— START Quoted passage —

Some monkeys have been made to play slightly different games, and a pattern seems to emerge according to which we (and monkeys) want there to be a reasonable relationship between merit and reward. When the proposer “gains” his title through a selection process, responders tend to accept more unfair splits, and the proposer proposes more unfair splits accordingly! We display a tendency to reward good behaviour and punish bad behaviour even when we get no immediate benefit from doing so, or even undergo some moderate cost. This kind of behaviour is called “strong reciprocity” and is generally useful to the group’s common good.
Similarly, the group benefits largely when its members are trusting and trustworthy, because it can spare the energy that would be needed to supervise and control everyone’s actions. In fact, over centuries, capitalism has evolved in the direction of a more transparent and trusting society and not towards the self-interested red-blooded capitalism we would have imagined. This is because in time a successful market tends to teach its members to recognize those benefits. Individuals can spend less time protecting themselves from being robbed in economic transactions and contracts are less needed. In the late 1990’s, a study conducted in fifteen small-scale economies such as tribes with various levels or development confirmed that the more market-oriented a society was, the greater its level of prosociality was.
We can easily think of situations in which everyone wants to be a free rider and waits for others to do their duty. However, a somewhat irrational trend in our individual behaviour exists so that groups do cooperate nonetheless. Without undue generalization, we could state that individual irrationality helps reach collectively rational results, and that the failure to solve coordination problems often results from individual rationality.
Paying taxes is an example of coordination situations where everyone would rather be a free rider. Evidence shows that tax evasion depends very much on what we believe other people are doing. The more we believe most people pay their taxes and there’s a good chance those who don’t will be caught, the more willing we are to pay our share. People with such a behaviour are called “contingent consenters” because they do cooperate, but only under certain conditions. They represent the largest share of the population. A smaller group is made of selfish – that is perfectly rational – people. Finally the altruists represent a small minority. Note that, despite American’s vehement anti-tax critics, they actually evade taxes much less than Europeans do…
Part II – Examples
- Failure to coordinate in traffic
For a few years now, drivers have been charge £5 to enter the center of
- Collaboration, competition and cooperation in science
Collaboration between scientists is part of a kind of division of labour, each one being specialized in a narrow field. Because scientific knowledge is cumulative, you can make discoveries more efficiently if your predecessors have shared their findings with the community. Finally, the incentive of scientists is not so much getting cash as getting scientific recognition from their peers. Reversely, showing the flaws in other peoples’ work can be a way to make a name for yourself. Scientific truth is established when a vast majority of scientists accept it without question. Yet science is not a democracy, as anybody’s voice is obviously not worth as much as Einstein’s when it comes to questions about relativity.

— END Quoted passage —

▶ To be done
Reproduce the passage on cooperation and reciprocity word for word, between "We can easily" and "from individual rationality.", inclusive.

— START Stored data —

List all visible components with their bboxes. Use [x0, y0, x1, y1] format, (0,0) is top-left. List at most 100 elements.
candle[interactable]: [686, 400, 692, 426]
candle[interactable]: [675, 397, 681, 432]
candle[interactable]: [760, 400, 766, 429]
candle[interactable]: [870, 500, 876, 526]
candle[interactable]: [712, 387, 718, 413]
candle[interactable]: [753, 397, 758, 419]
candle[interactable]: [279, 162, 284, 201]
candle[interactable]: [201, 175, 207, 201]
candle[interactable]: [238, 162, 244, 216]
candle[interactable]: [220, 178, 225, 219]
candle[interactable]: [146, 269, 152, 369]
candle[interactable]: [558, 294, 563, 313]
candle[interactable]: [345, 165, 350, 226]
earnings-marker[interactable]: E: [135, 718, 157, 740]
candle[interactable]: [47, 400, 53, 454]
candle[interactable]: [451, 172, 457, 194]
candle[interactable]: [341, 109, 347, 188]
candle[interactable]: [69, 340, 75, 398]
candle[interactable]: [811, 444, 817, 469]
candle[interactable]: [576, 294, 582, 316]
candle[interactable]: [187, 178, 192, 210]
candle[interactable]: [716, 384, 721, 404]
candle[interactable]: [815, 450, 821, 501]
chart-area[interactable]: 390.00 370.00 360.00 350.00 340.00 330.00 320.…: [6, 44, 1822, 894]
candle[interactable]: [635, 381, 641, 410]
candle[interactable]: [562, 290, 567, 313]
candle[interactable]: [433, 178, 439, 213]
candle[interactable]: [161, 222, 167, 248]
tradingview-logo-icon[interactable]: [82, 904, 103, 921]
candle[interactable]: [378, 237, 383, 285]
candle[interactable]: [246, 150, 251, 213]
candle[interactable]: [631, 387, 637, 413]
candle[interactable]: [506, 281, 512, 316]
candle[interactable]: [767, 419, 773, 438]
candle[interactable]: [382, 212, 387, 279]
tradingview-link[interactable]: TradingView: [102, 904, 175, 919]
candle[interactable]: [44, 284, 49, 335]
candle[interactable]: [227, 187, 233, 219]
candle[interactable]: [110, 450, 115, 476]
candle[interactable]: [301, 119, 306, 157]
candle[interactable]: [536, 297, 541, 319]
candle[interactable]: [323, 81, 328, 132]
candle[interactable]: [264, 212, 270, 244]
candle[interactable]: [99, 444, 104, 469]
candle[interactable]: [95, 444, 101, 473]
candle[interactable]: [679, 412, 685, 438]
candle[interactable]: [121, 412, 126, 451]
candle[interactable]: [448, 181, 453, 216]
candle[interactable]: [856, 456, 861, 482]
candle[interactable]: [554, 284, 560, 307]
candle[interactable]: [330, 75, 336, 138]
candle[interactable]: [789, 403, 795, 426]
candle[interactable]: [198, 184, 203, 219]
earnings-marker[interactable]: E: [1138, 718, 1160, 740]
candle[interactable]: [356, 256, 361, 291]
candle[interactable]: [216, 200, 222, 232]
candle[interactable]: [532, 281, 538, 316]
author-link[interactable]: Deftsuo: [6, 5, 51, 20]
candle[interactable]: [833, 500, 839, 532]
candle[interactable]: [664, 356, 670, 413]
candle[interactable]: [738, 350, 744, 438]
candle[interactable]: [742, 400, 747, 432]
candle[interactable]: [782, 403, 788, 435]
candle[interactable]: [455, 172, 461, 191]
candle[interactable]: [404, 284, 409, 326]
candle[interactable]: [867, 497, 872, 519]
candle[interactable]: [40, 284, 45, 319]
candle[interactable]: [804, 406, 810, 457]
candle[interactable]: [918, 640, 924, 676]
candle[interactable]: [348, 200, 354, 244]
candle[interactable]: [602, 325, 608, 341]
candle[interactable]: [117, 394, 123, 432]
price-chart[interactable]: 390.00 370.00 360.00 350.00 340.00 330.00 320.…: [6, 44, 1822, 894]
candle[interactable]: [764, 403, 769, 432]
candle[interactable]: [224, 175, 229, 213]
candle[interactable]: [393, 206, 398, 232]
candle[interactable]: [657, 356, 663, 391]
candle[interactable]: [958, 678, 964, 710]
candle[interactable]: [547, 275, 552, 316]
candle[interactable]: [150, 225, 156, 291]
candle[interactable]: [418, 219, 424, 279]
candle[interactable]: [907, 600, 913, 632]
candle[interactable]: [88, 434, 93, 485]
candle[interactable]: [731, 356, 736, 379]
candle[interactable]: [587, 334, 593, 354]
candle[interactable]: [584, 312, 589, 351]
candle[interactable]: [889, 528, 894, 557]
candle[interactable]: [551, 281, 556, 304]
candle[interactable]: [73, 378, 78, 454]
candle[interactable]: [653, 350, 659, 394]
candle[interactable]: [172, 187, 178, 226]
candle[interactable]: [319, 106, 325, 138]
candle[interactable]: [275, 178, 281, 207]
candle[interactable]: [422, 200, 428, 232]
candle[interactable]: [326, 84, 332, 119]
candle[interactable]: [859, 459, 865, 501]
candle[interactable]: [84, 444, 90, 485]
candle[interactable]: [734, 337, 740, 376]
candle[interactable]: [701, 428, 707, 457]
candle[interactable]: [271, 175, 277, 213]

— END Stored data —

▶ Answer below
We can easily think of situations in which everyone wants to be a free rider and waits for others to do their duty. However, a somewhat irrational trend in our individual behaviour exists so that groups do cooperate nonetheless. Without undue generalization, we could state that individual irrationality helps reach collectively rational results, and that the failure to solve coordination problems often results from individual rationality.